Write out the full listing again, exactly as it stands.
### Records supplied ###
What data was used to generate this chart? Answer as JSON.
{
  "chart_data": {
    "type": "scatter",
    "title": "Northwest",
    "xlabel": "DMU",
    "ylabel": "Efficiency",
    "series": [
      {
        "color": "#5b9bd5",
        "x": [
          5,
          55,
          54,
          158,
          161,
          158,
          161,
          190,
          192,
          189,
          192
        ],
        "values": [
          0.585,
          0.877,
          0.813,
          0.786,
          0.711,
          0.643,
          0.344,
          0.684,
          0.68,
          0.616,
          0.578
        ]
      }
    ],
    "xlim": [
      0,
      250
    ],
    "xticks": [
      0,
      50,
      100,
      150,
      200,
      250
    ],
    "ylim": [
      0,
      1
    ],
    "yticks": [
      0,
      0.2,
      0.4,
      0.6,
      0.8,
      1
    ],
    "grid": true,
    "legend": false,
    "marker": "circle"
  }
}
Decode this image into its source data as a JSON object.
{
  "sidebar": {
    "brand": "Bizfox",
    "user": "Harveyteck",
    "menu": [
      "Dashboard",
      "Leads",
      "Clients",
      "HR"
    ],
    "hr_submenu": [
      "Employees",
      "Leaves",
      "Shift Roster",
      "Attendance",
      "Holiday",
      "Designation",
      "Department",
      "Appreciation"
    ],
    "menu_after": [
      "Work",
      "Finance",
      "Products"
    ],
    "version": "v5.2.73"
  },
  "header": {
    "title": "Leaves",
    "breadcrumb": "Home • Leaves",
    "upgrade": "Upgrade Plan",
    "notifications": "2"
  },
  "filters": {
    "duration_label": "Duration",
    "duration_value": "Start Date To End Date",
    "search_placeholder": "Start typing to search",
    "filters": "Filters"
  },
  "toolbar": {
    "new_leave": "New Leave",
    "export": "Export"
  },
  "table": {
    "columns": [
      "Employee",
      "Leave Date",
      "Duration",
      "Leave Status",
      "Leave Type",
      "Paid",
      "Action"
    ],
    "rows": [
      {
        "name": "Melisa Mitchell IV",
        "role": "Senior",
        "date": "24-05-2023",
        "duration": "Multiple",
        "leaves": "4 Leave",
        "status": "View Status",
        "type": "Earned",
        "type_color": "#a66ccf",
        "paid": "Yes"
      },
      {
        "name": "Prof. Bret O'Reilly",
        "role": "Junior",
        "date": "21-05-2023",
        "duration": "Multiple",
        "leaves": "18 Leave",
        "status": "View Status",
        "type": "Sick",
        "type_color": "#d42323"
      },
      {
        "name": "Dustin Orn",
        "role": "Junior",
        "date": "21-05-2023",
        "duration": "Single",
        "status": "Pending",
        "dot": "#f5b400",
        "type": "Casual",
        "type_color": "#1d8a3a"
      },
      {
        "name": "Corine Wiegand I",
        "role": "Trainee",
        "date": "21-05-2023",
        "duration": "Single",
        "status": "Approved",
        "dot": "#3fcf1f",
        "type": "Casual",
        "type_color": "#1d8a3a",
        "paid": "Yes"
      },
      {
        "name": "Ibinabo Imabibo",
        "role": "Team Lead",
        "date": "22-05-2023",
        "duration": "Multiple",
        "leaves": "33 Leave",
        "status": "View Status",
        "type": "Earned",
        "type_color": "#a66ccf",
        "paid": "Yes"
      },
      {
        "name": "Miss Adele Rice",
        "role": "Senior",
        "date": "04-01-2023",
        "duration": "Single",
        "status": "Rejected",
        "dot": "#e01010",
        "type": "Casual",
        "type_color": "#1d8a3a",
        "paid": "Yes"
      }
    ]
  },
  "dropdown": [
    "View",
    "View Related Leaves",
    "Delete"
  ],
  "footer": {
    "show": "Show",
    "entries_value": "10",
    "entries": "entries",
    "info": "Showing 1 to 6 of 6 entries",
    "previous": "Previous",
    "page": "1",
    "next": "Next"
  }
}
###
=== Solution for this exercise ===
What data was used to generate this chart? Answer as JSON.
{
  "chart_data": {
    "type": "scatter",
    "title": "Northwest",
    "xlabel": "DMU",
    "ylabel": "Efficiency",
    "series": [
      {
        "color": "#5b9bd5",
        "x": [
          5,
          55,
          54,
          158,
          161,
          158,
          161,
          190,
          192,
          189,
          192
        ],
        "values": [
          0.585,
          0.877,
          0.813,
          0.786,
          0.711,
          0.643,
          0.344,
          0.684,
          0.68,
          0.616,
          0.578
        ]
      }
    ],
    "xlim": [
      0,
      250
    ],
    "xticks": [
      0,
      50,
      100,
      150,
      200,
      250
    ],
    "ylim": [
      0,
      1
    ],
    "yticks": [
      0,
      0.2,
      0.4,
      0.6,
      0.8,
      1
    ],
    "grid": true,
    "legend": false,
    "marker": "circle"
  }
}
Decode this image into its source data as a JSON object.
{
  "sidebar": {
    "brand": "Bizfox",
    "user": "Harveyteck",
    "menu": [
      "Dashboard",
      "Leads",
      "Clients",
      "HR"
    ],
    "hr_submenu": [
      "Employees",
      "Leaves",
      "Shift Roster",
      "Attendance",
      "Holiday",
      "Designation",
      "Department",
      "Appreciation"
    ],
    "menu_after": [
      "Work",
      "Finance",
      "Products"
    ],
    "version": "v5.2.73"
  },
  "header": {
    "title": "Leaves",
    "breadcrumb": "Home • Leaves",
    "upgrade": "Upgrade Plan",
    "notifications": "2"
  },
  "filters": {
    "duration_label": "Duration",
    "duration_value": "Start Date To End Date",
    "search_placeholder": "Start typing to search",
    "filters": "Filters"
  },
  "toolbar": {
    "new_leave": "New Leave",
    "export": "Export"
  },
  "table": {
    "columns": [
      "Employee",
      "Leave Date",
      "Duration",
      "Leave Status",
      "Leave Type",
      "Paid",
      "Action"
    ],
    "rows": [
      {
        "name": "Melisa Mitchell IV",
        "role": "Senior",
        "date": "24-05-2023",
        "duration": "Multiple",
        "leaves": "4 Leave",
        "status": "View Status",
        "type": "Earned",
        "type_color": "#a66ccf",
        "paid": "Yes"
      },
      {
        "name": "Prof. Bret O'Reilly",
        "role": "Junior",
        "date": "21-05-2023",
        "duration": "Multiple",
        "leaves": "18 Leave",
        "status": "View Status",
        "type": "Sick",
        "type_color": "#d42323"
      },
      {
        "name": "Dustin Orn",
        "role": "Junior",
        "date": "21-05-2023",
        "duration": "Single",
        "status": "Pending",
        "dot": "#f5b400",
        "type": "Casual",
        "type_color": "#1d8a3a"
      },
      {
        "name": "Corine Wiegand I",
        "role": "Trainee",
        "date": "21-05-2023",
        "duration": "Single",
        "status": "Approved",
        "dot": "#3fcf1f",
        "type": "Casual",
        "type_color": "#1d8a3a",
        "paid": "Yes"
      },
      {
        "name": "Ibinabo Imabibo",
        "role": "Team Lead",
        "date": "22-05-2023",
        "duration": "Multiple",
        "leaves": "33 Leave",
        "status": "View Status",
        "type": "Earned",
        "type_color": "#a66ccf",
        "paid": "Yes"
      },
      {
        "name": "Miss Adele Rice",
        "role": "Senior",
        "date": "04-01-2023",
        "duration": "Single",
        "status": "Rejected",
        "dot": "#e01010",
        "type": "Casual",
        "type_color": "#1d8a3a",
        "paid": "Yes"
      }
    ]
  },
  "dropdown": [
    "View",
    "View Related Leaves",
    "Delete"
  ],
  "footer": {
    "show": "Show",
    "entries_value": "10",
    "entries": "entries",
    "info": "Showing 1 to 6 of 6 entries",
    "previous": "Previous",
    "page": "1",
    "next": "Next"
  }
}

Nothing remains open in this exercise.